>> START
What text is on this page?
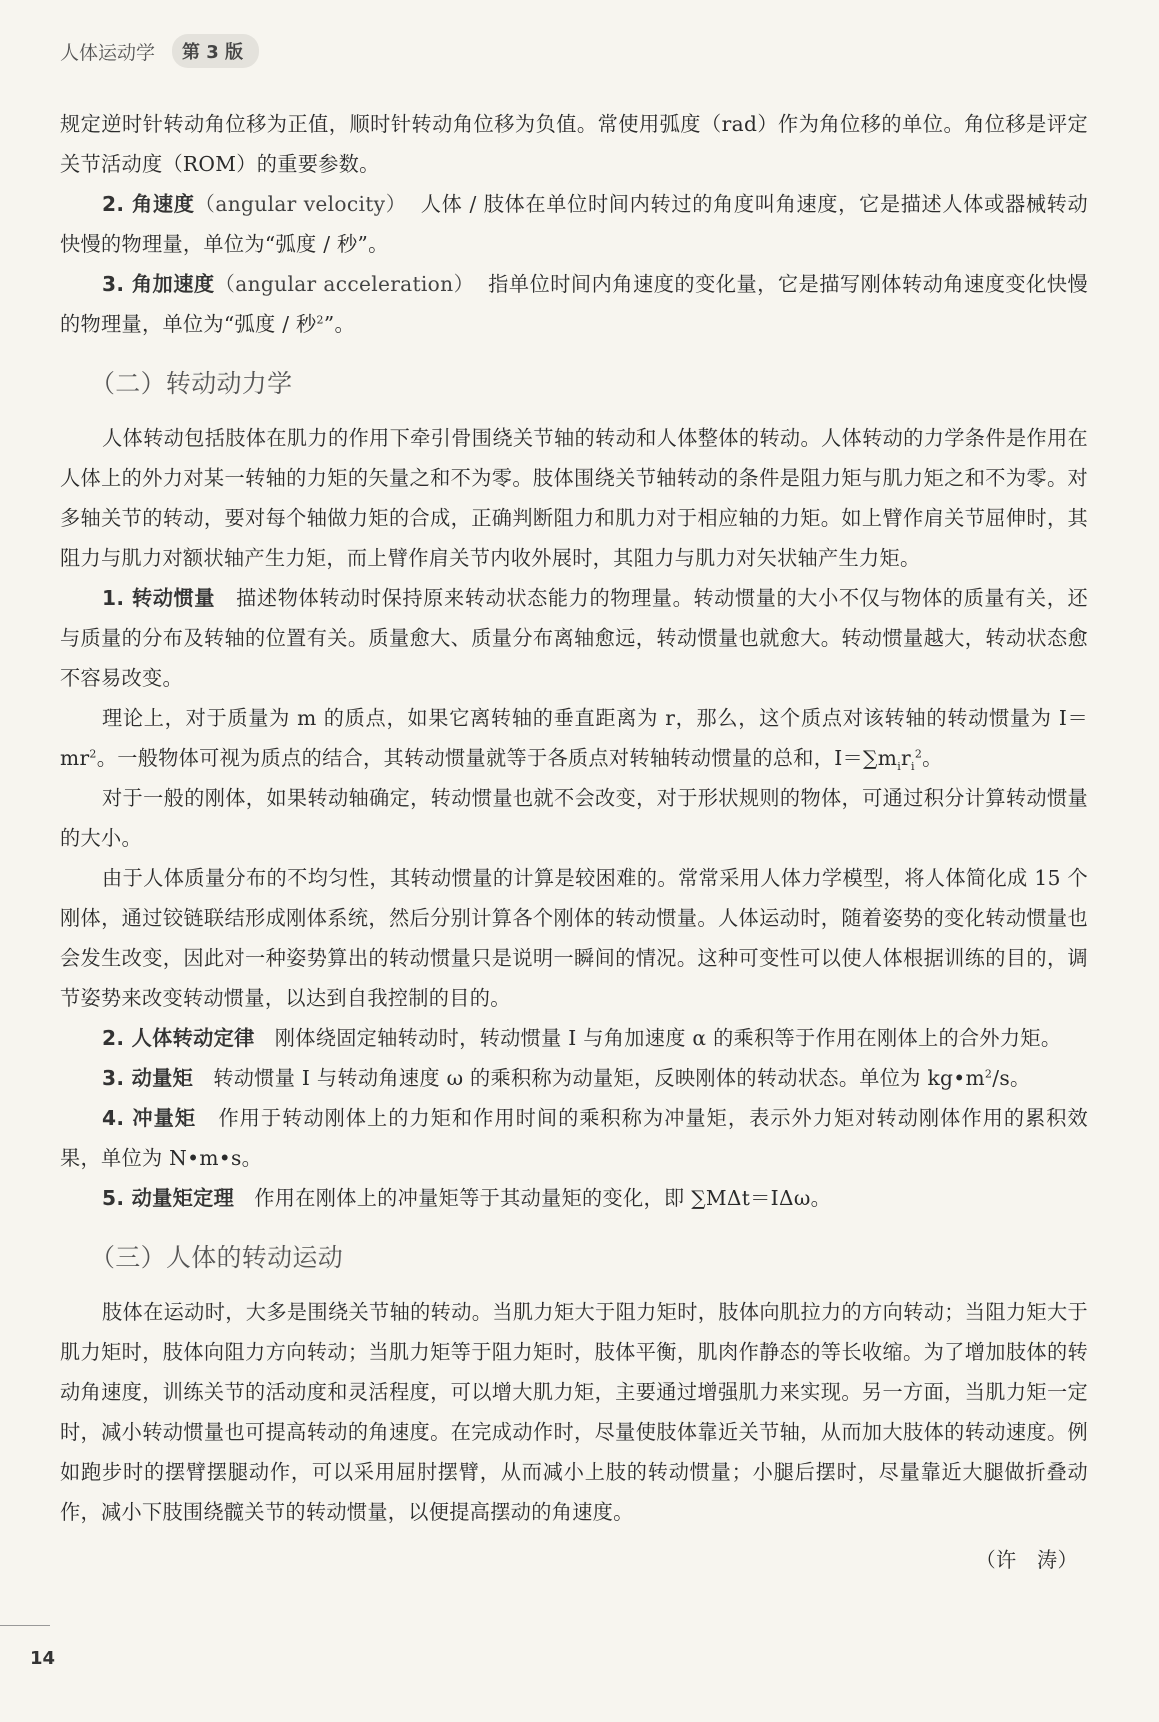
人体运动学	第 3 版

规定逆时针转动角位移为正值，顺时针转动角位移为负值。常使用弧度（rad）作为角位移的单位。角位移是评定关节活动度（ROM）的重要参数。

2. 角速度（angular velocity） 人体 / 肢体在单位时间内转过的角度叫角速度，它是描述人体或器械转动快慢的物理量，单位为“弧度 / 秒”。

3. 角加速度（angular acceleration） 指单位时间内角速度的变化量，它是描写刚体转动角速度变化快慢的物理量，单位为“弧度 / 秒$^2$”。

（二）转动动力学

人体转动包括肢体在肌力的作用下牵引骨围绕关节轴的转动和人体整体的转动。人体转动的力学条件是作用在人体上的外力对某一转轴的力矩的矢量之和不为零。肢体围绕关节轴转动的条件是阻力矩与肌力矩之和不为零。对多轴关节的转动，要对每个轴做力矩的合成，正确判断阻力和肌力对于相应轴的力矩。如上臂作肩关节屈伸时，其阻力与肌力对额状轴产生力矩，而上臂作肩关节内收外展时，其阻力与肌力对矢状轴产生力矩。

1. 转动惯量 描述物体转动时保持原来转动状态能力的物理量。转动惯量的大小不仅与物体的质量有关，还与质量的分布及转轴的位置有关。质量愈大、质量分布离轴愈远，转动惯量也就愈大。转动惯量越大，转动状态愈不容易改变。

理论上，对于质量为 m 的质点，如果它离转轴的垂直距离为 r，那么，这个质点对该转轴的转动惯量为 $I=mr^2$。一般物体可视为质点的结合，其转动惯量就等于各质点对转轴转动惯量的总和，$I=\sum m_ir_i^2$。

对于一般的刚体，如果转动轴确定，转动惯量也就不会改变，对于形状规则的物体，可通过积分计算转动惯量的大小。

由于人体质量分布的不均匀性，其转动惯量的计算是较困难的。常常采用人体力学模型，将人体简化成 15 个刚体，通过铰链联结形成刚体系统，然后分别计算各个刚体的转动惯量。人体运动时，随着姿势的变化转动惯量也会发生改变，因此对一种姿势算出的转动惯量只是说明一瞬间的情况。这种可变性可以使人体根据训练的目的，调节姿势来改变转动惯量，以达到自我控制的目的。

2. 人体转动定律 刚体绕固定轴转动时，转动惯量 I 与角加速度 α 的乘积等于作用在刚体上的合外力矩。

3. 动量矩 转动惯量 I 与转动角速度 ω 的乘积称为动量矩，反映刚体的转动状态。单位为 $kg•m^2/s$。

4. 冲量矩 作用于转动刚体上的力矩和作用时间的乘积称为冲量矩，表示外力矩对转动刚体作用的累积效果，单位为 N•m•s。

5. 动量矩定理 作用在刚体上的冲量矩等于其动量矩的变化，即 ∑MΔt＝IΔω。

（三）人体的转动运动

肢体在运动时，大多是围绕关节轴的转动。当肌力矩大于阻力矩时，肢体向肌拉力的方向转动；当阻力矩大于肌力矩时，肢体向阻力方向转动；当肌力矩等于阻力矩时，肢体平衡，肌肉作静态的等长收缩。为了增加肢体的转动角速度，训练关节的活动度和灵活程度，可以增大肌力矩，主要通过增强肌力来实现。另一方面，当肌力矩一定时，减小转动惯量也可提高转动的角速度。在完成动作时，尽量使肢体靠近关节轴，从而加大肢体的转动速度。例如跑步时的摆臂摆腿动作，可以采用屈肘摆臂，从而减小上肢的转动惯量；小腿后摆时，尽量靠近大腿做折叠动作，减小下肢围绕髋关节的转动惯量，以便提高摆动的角速度。

（许　涛）

14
>> END
EXERCISE TASK
Without including any pictures, output all the entries above exactly.

FINAL RESULT
What text is on this page?
人体运动学	第 3 版

规定逆时针转动角位移为正值，顺时针转动角位移为负值。常使用弧度（rad）作为角位移的单位。角位移是评定关节活动度（ROM）的重要参数。

2. 角速度（angular velocity） 人体 / 肢体在单位时间内转过的角度叫角速度，它是描述人体或器械转动快慢的物理量，单位为“弧度 / 秒”。

3. 角加速度（angular acceleration） 指单位时间内角速度的变化量，它是描写刚体转动角速度变化快慢的物理量，单位为“弧度 / 秒$^2$”。

（二）转动动力学

人体转动包括肢体在肌力的作用下牵引骨围绕关节轴的转动和人体整体的转动。人体转动的力学条件是作用在人体上的外力对某一转轴的力矩的矢量之和不为零。肢体围绕关节轴转动的条件是阻力矩与肌力矩之和不为零。对多轴关节的转动，要对每个轴做力矩的合成，正确判断阻力和肌力对于相应轴的力矩。如上臂作肩关节屈伸时，其阻力与肌力对额状轴产生力矩，而上臂作肩关节内收外展时，其阻力与肌力对矢状轴产生力矩。

1. 转动惯量 描述物体转动时保持原来转动状态能力的物理量。转动惯量的大小不仅与物体的质量有关，还与质量的分布及转轴的位置有关。质量愈大、质量分布离轴愈远，转动惯量也就愈大。转动惯量越大，转动状态愈不容易改变。

理论上，对于质量为 m 的质点，如果它离转轴的垂直距离为 r，那么，这个质点对该转轴的转动惯量为 $I=mr^2$。一般物体可视为质点的结合，其转动惯量就等于各质点对转轴转动惯量的总和，$I=\sum m_ir_i^2$。

对于一般的刚体，如果转动轴确定，转动惯量也就不会改变，对于形状规则的物体，可通过积分计算转动惯量的大小。

由于人体质量分布的不均匀性，其转动惯量的计算是较困难的。常常采用人体力学模型，将人体简化成 15 个刚体，通过铰链联结形成刚体系统，然后分别计算各个刚体的转动惯量。人体运动时，随着姿势的变化转动惯量也会发生改变，因此对一种姿势算出的转动惯量只是说明一瞬间的情况。这种可变性可以使人体根据训练的目的，调节姿势来改变转动惯量，以达到自我控制的目的。

2. 人体转动定律 刚体绕固定轴转动时，转动惯量 I 与角加速度 α 的乘积等于作用在刚体上的合外力矩。

3. 动量矩 转动惯量 I 与转动角速度 ω 的乘积称为动量矩，反映刚体的转动状态。单位为 $kg•m^2/s$。

4. 冲量矩 作用于转动刚体上的力矩和作用时间的乘积称为冲量矩，表示外力矩对转动刚体作用的累积效果，单位为 N•m•s。

5. 动量矩定理 作用在刚体上的冲量矩等于其动量矩的变化，即 ∑MΔt＝IΔω。

（三）人体的转动运动

肢体在运动时，大多是围绕关节轴的转动。当肌力矩大于阻力矩时，肢体向肌拉力的方向转动；当阻力矩大于肌力矩时，肢体向阻力方向转动；当肌力矩等于阻力矩时，肢体平衡，肌肉作静态的等长收缩。为了增加肢体的转动角速度，训练关节的活动度和灵活程度，可以增大肌力矩，主要通过增强肌力来实现。另一方面，当肌力矩一定时，减小转动惯量也可提高转动的角速度。在完成动作时，尽量使肢体靠近关节轴，从而加大肢体的转动速度。例如跑步时的摆臂摆腿动作，可以采用屈肘摆臂，从而减小上肢的转动惯量；小腿后摆时，尽量靠近大腿做折叠动作，减小下肢围绕髋关节的转动惯量，以便提高摆动的角速度。

（许　涛）

14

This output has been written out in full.